• _AIM_
Please carry on the passage about Simmel's formal sociology, starting after its final sentence.

• _QUOTED TEXT_
◆ ◆ ◆ ◆

Against the dominant sociological methods of his time, Simmel argued that sociology should be the study of forms — the recurring shapes that social interaction assumes regardless of what fills them. Conflict between nations and conflict between colleagues share a form. The stranger in a medieval village and the stranger in a modern city share a form. The dyad of lovers and the dyad of business partners share a form. Formal sociology isolates these shapes and investigates their structural properties. The power of the method is that the forms travel: insights about the stranger in 1908 Berlin apply to the AI collaborator in 2026, because the formal position is the same. The limitation is equally consequential: formal analysis describes the geometry of social life without providing a compass for navigating within it.
Simmel distinguished his approach from both the historicism of Weber and the functionalism of Durkheim. Where Weber sought to understand the specific historical constellation that produced modern capitalism, and Durkheim sought the functional contributions of institutions to social order, Simmel sought the formal invariants — the shapes that persist across every historical period, every cultural context, every specific content.
The method's power lies in its formal precision. The stranger is defined by the unity of nearness and remoteness, not by any particular historical content. The dyad is defined by its structural dependence on both members' continued participation, not by any particular relationship. Fashion is defined by its dialectic of imitation and distinction, not by any particular style. These formal definitions enable the concepts to migrate across historical periods with a fidelity that content-bound analyses cannot achieve.

◆ ◆ ◆ ◆

• _MATERIAL_

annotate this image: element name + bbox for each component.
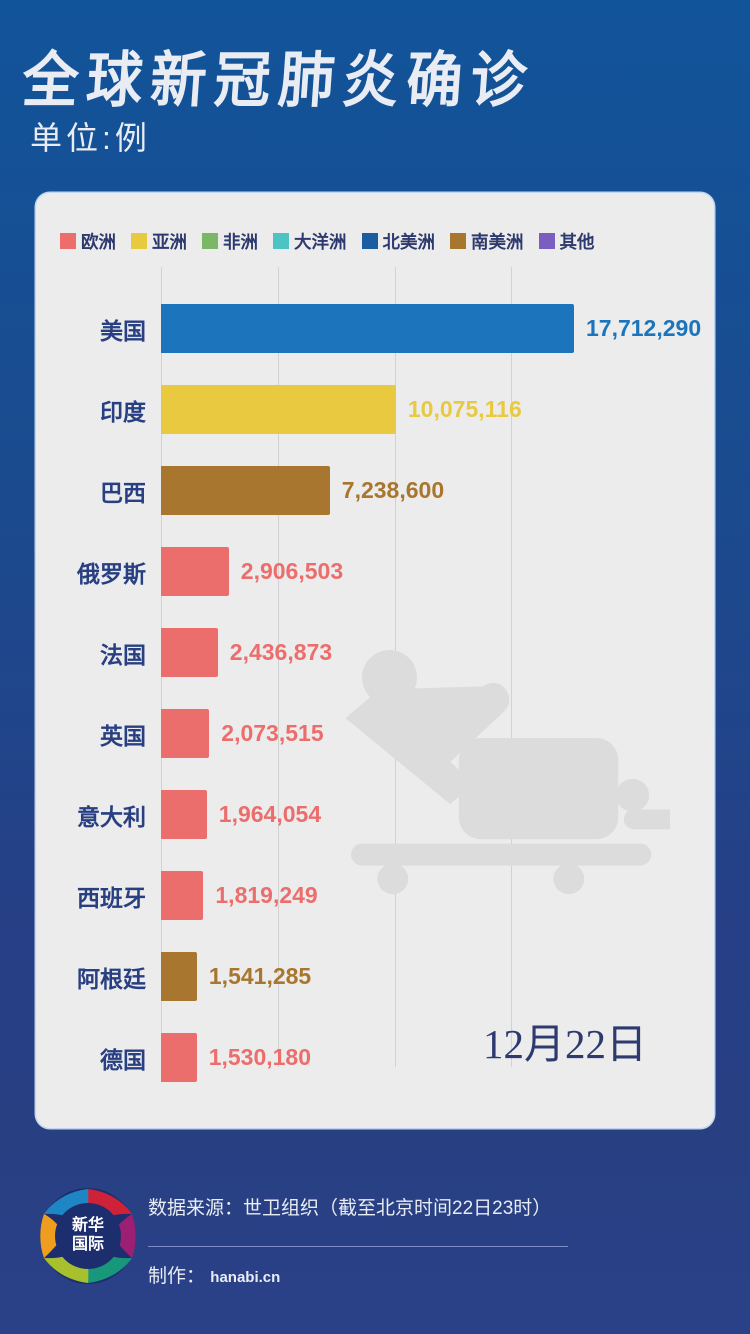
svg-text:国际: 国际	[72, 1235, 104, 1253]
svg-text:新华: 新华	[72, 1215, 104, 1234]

◆ ◆ ◆ ◆

• _RESPONSE TO THIS TASK_
The limitation is the structural counterpart. Formal analysis identifies the shape of social interaction but does not specify what should fill the shape or how it should be filled. Simmel's analyses consistently arrive at the recognition that the same process produces both liberation and constraint, both expansion and impoverishment. This ambivalence is analytically precise — it captures the genuine complexity of modernity's effects — but it provides no basis for choosing between the opposed tendencies it identifies. The formal sociology describes the geometry with extraordinary precision. It does not offer a compass.
The application to AI inherits both the strength and the limitation. The framework illuminates the AI moment with insights no technology-first analysis could produce: the stranger's position, the tragedy of culture, the dyad without fragility, the door that has been crossed. But the framework cannot decide, on formal grounds alone, how much weight to place on the stranger's contributions, what institutional forms would restore productive conflict without sacrificing collaborative efficiency, or which thresholds should be maintained and which should be dissolved. The practical wisdom required to act within the geometry must come from elsewhere.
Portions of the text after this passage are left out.